_Task to carry out_
Exclude the pictures and reproduce the remaining data exactly as written.

_Data supplied_

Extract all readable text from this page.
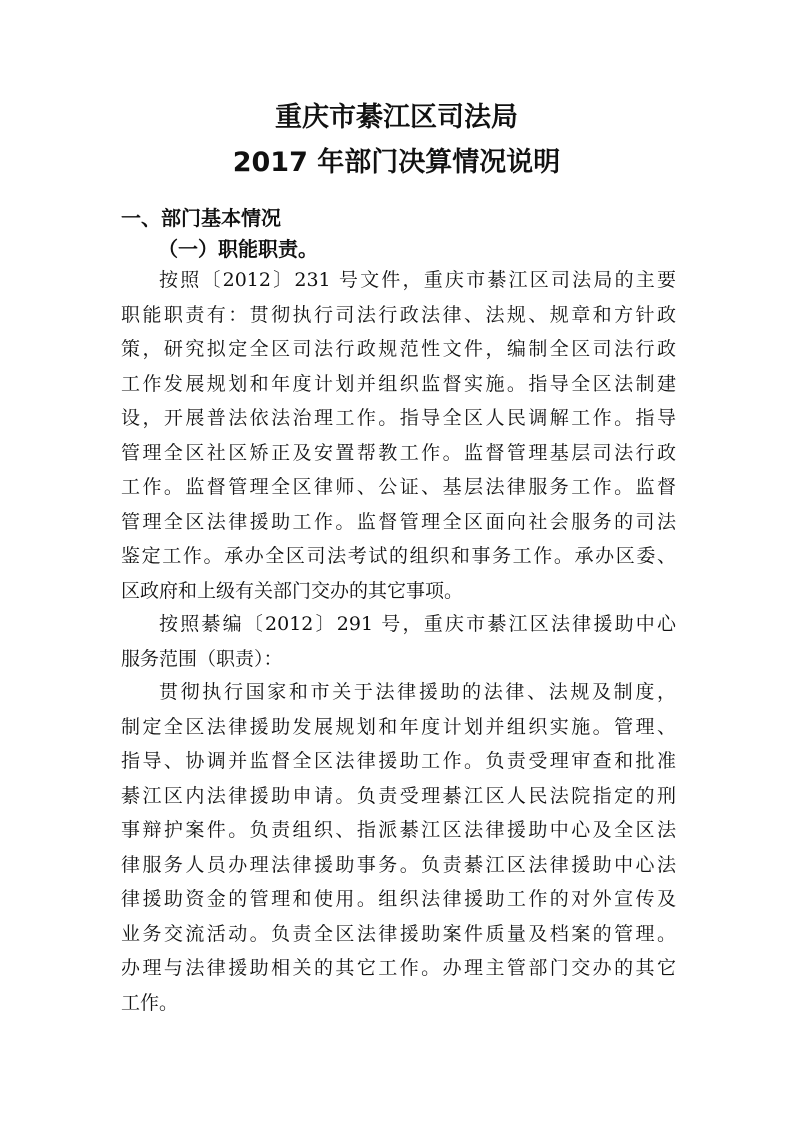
重庆市綦江区司法局
2017 年部门决算情况说明
一、部门基本情况
（一）职能职责。
按照〔2012〕231 号文件，重庆市綦江区司法局的主要
职能职责有：贯彻执行司法行政法律、法规、规章和方针政
策，研究拟定全区司法行政规范性文件，编制全区司法行政
工作发展规划和年度计划并组织监督实施。指导全区法制建
设，开展普法依法治理工作。指导全区人民调解工作。指导
管理全区社区矫正及安置帮教工作。监督管理基层司法行政
工作。监督管理全区律师、公证、基层法律服务工作。监督
管理全区法律援助工作。监督管理全区面向社会服务的司法
鉴定工作。承办全区司法考试的组织和事务工作。承办区委、
区政府和上级有关部门交办的其它事项。
按照綦编〔2012〕291 号，重庆市綦江区法律援助中心
服务范围（职责）：
贯彻执行国家和市关于法律援助的法律、法规及制度，
制定全区法律援助发展规划和年度计划并组织实施。管理、
指导、协调并监督全区法律援助工作。负责受理审查和批准
綦江区内法律援助申请。负责受理綦江区人民法院指定的刑
事辩护案件。负责组织、指派綦江区法律援助中心及全区法
律服务人员办理法律援助事务。负责綦江区法律援助中心法
律援助资金的管理和使用。组织法律援助工作的对外宣传及
业务交流活动。负责全区法律援助案件质量及档案的管理。
办理与法律援助相关的其它工作。办理主管部门交办的其它
工作。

_Solution for this exercise_
Extract all readable text from this page.
重庆市綦江区司法局
2017 年部门决算情况说明
一、部门基本情况
（一）职能职责。
按照〔2012〕231 号文件，重庆市綦江区司法局的主要
职能职责有：贯彻执行司法行政法律、法规、规章和方针政
策，研究拟定全区司法行政规范性文件，编制全区司法行政
工作发展规划和年度计划并组织监督实施。指导全区法制建
设，开展普法依法治理工作。指导全区人民调解工作。指导
管理全区社区矫正及安置帮教工作。监督管理基层司法行政
工作。监督管理全区律师、公证、基层法律服务工作。监督
管理全区法律援助工作。监督管理全区面向社会服务的司法
鉴定工作。承办全区司法考试的组织和事务工作。承办区委、
区政府和上级有关部门交办的其它事项。
按照綦编〔2012〕291 号，重庆市綦江区法律援助中心
服务范围（职责）：
贯彻执行国家和市关于法律援助的法律、法规及制度，
制定全区法律援助发展规划和年度计划并组织实施。管理、
指导、协调并监督全区法律援助工作。负责受理审查和批准
綦江区内法律援助申请。负责受理綦江区人民法院指定的刑
事辩护案件。负责组织、指派綦江区法律援助中心及全区法
律服务人员办理法律援助事务。负责綦江区法律援助中心法
律援助资金的管理和使用。组织法律援助工作的对外宣传及
业务交流活动。负责全区法律援助案件质量及档案的管理。
办理与法律援助相关的其它工作。办理主管部门交办的其它
工作。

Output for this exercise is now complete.